__EXERCISE MATERIAL__.
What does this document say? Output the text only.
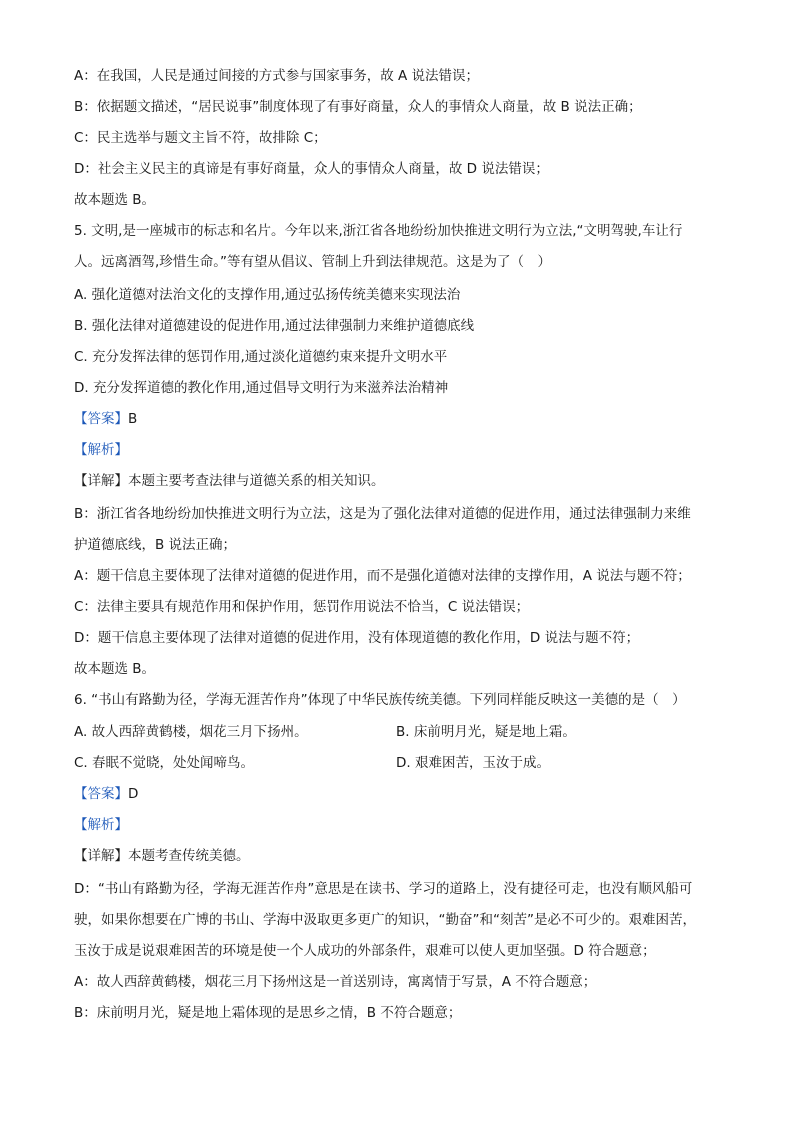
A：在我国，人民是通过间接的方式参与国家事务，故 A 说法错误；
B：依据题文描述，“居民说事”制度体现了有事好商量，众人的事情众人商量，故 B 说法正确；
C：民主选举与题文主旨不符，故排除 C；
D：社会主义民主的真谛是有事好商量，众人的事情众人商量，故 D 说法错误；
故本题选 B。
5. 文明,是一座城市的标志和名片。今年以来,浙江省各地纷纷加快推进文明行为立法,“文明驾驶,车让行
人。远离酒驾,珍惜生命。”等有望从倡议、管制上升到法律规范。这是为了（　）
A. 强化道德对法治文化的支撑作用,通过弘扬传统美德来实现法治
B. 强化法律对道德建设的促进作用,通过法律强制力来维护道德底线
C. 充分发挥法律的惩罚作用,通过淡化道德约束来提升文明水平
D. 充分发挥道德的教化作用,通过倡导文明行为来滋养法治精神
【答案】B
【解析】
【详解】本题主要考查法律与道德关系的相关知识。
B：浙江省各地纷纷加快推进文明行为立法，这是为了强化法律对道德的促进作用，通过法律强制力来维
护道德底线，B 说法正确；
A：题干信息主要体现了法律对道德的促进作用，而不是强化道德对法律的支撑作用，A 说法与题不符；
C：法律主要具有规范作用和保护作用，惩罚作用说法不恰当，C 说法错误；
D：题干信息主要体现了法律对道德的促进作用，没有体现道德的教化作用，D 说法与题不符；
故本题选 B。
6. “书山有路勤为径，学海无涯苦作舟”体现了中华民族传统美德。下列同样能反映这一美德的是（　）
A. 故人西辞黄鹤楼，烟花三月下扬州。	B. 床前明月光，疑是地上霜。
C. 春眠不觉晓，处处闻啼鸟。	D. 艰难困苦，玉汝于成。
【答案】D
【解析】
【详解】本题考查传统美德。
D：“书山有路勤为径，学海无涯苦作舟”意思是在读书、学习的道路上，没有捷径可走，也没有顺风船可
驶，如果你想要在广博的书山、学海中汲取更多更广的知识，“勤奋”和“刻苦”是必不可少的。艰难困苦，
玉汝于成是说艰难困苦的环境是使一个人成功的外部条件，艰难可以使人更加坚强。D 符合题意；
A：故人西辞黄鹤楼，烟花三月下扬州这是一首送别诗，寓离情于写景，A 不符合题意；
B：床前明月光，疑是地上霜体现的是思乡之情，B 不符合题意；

==

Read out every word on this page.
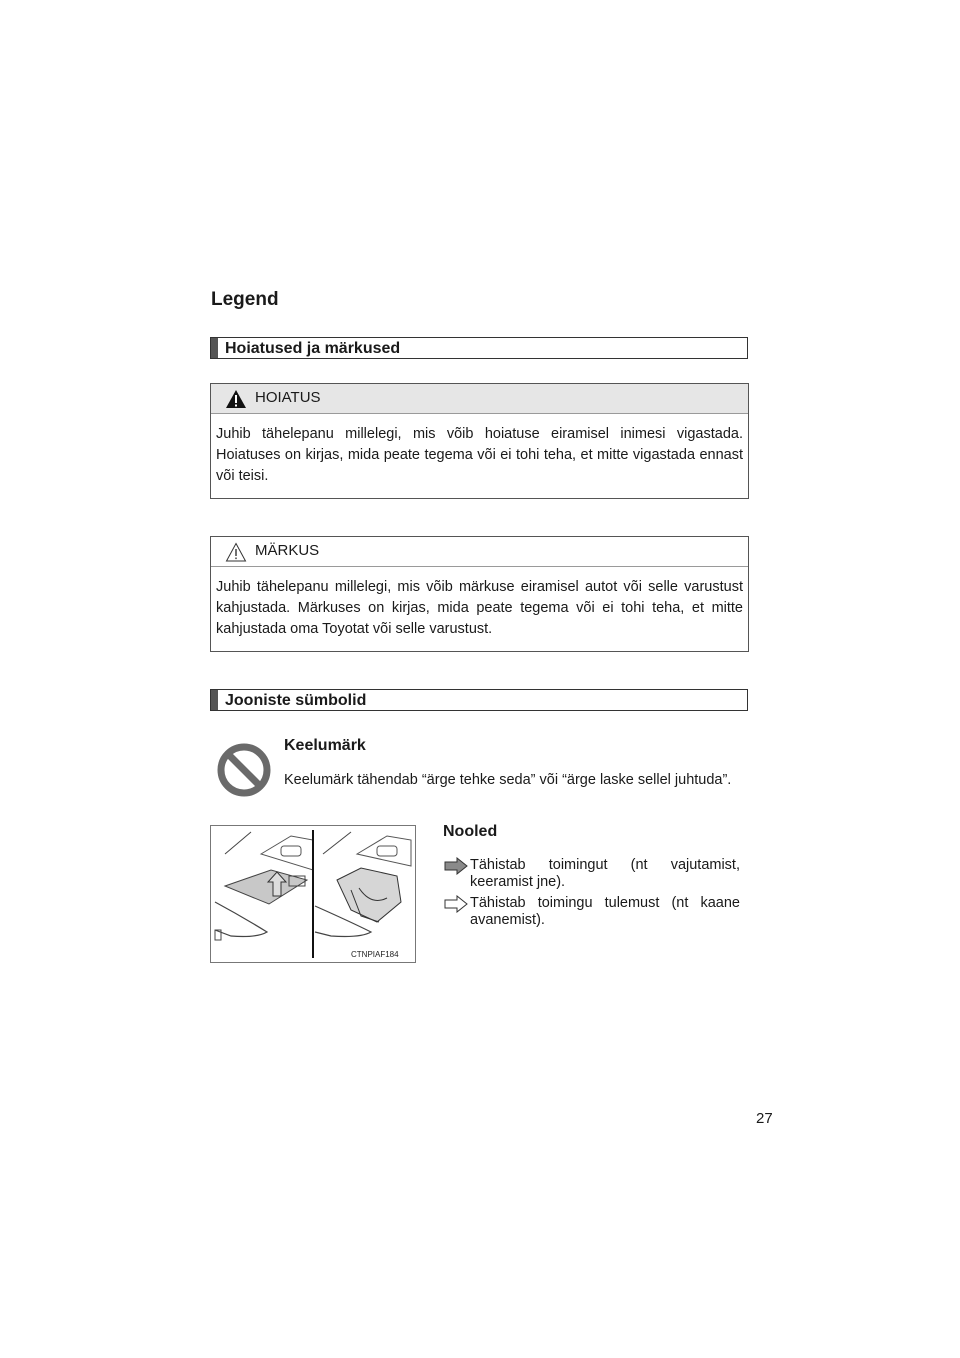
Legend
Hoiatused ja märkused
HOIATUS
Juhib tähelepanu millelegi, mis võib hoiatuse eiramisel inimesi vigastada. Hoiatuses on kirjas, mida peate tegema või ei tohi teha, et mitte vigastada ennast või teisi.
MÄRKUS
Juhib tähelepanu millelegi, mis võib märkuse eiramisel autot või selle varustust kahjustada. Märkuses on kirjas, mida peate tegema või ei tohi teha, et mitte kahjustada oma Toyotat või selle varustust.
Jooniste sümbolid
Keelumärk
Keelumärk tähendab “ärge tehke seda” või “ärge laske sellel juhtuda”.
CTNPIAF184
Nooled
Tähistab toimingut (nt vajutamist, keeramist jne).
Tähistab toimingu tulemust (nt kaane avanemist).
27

__TASK PROMPT__.
Where a line of the entries contains the word "故人西辞黄鹤楼", copy that line.

__SOLUTION TO THIS PROBLEM__.
A. 故人西辞黄鹤楼，烟花三月下扬州。	B. 床前明月光，疑是地上霜。
A：故人西辞黄鹤楼，烟花三月下扬州这是一首送别诗，寓离情于写景，A 不符合题意；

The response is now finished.